[Extracts from a graphics dataset]

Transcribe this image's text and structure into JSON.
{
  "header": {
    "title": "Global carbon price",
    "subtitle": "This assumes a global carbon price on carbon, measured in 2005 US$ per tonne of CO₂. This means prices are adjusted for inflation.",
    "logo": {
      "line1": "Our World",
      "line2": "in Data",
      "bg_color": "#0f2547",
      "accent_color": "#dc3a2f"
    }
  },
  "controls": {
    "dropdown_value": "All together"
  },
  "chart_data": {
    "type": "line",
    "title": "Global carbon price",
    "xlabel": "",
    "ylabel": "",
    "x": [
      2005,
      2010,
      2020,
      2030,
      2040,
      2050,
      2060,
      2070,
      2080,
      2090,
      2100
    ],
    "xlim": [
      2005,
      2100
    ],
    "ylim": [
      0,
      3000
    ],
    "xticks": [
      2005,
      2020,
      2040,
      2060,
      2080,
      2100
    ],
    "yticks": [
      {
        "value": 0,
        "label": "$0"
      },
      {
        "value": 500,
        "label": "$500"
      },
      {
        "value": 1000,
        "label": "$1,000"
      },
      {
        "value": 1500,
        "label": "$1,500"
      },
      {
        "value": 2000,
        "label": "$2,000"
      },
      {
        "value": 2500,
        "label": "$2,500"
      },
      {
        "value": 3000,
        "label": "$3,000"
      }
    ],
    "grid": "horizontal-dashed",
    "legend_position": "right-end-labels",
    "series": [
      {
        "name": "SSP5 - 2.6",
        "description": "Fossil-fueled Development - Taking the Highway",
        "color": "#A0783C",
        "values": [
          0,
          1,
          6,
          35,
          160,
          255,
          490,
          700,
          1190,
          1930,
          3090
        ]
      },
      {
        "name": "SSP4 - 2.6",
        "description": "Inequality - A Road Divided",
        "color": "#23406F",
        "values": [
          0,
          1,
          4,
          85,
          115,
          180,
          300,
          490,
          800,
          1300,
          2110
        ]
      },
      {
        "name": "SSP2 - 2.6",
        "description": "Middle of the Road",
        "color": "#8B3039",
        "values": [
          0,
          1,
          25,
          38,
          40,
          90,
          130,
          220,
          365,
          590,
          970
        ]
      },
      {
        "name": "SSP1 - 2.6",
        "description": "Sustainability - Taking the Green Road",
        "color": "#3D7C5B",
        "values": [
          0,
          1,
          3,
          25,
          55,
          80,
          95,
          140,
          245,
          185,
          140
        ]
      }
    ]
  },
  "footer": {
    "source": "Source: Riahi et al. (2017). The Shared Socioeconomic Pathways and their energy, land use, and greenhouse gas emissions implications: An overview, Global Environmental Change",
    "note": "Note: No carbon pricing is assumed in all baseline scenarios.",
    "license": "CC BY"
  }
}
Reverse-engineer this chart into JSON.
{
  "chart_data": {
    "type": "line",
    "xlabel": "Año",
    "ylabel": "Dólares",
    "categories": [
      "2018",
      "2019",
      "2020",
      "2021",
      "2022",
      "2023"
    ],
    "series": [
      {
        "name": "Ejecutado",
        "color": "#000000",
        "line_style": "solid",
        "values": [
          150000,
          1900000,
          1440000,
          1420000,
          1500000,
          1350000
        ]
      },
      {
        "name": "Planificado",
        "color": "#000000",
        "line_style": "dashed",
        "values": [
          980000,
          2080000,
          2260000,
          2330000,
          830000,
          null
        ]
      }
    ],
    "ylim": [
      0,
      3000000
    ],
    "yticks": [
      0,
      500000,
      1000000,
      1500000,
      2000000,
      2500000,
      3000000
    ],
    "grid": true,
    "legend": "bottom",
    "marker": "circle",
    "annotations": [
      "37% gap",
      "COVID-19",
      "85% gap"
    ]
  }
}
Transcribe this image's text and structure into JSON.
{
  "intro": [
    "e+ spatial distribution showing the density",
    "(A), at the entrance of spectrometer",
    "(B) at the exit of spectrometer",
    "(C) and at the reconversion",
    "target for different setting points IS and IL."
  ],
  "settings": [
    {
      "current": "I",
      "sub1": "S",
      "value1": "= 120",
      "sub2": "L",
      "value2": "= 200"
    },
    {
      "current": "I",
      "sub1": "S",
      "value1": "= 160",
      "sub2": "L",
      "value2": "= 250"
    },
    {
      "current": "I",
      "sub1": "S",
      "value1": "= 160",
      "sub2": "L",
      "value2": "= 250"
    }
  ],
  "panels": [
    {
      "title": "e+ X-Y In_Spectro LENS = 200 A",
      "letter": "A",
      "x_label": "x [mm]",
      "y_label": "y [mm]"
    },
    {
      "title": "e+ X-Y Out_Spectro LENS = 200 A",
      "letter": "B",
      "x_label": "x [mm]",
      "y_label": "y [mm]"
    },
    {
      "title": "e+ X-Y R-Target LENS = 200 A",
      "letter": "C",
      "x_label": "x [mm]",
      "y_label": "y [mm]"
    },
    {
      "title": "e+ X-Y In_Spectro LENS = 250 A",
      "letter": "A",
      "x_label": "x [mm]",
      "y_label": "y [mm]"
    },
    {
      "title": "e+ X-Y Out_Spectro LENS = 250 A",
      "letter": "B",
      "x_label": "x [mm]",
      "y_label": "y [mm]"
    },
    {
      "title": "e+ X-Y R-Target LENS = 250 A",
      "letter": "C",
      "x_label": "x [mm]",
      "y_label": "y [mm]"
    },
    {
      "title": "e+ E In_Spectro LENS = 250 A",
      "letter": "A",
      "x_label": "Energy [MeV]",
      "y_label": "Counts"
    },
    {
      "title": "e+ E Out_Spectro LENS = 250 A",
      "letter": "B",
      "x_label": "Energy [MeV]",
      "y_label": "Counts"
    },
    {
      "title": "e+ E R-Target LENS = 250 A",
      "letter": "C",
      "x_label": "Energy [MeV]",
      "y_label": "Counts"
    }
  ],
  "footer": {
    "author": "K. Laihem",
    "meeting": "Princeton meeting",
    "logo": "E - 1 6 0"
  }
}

_Task directions_
In the records above, find each line holding "name" and copy it.

_Result of the task_
        "name": "SSP5 - 2.6",
        "name": "SSP4 - 2.6",
        "name": "SSP2 - 2.6",
        "name": "SSP1 - 2.6",
        "name": "Ejecutado",
        "name": "Planificado",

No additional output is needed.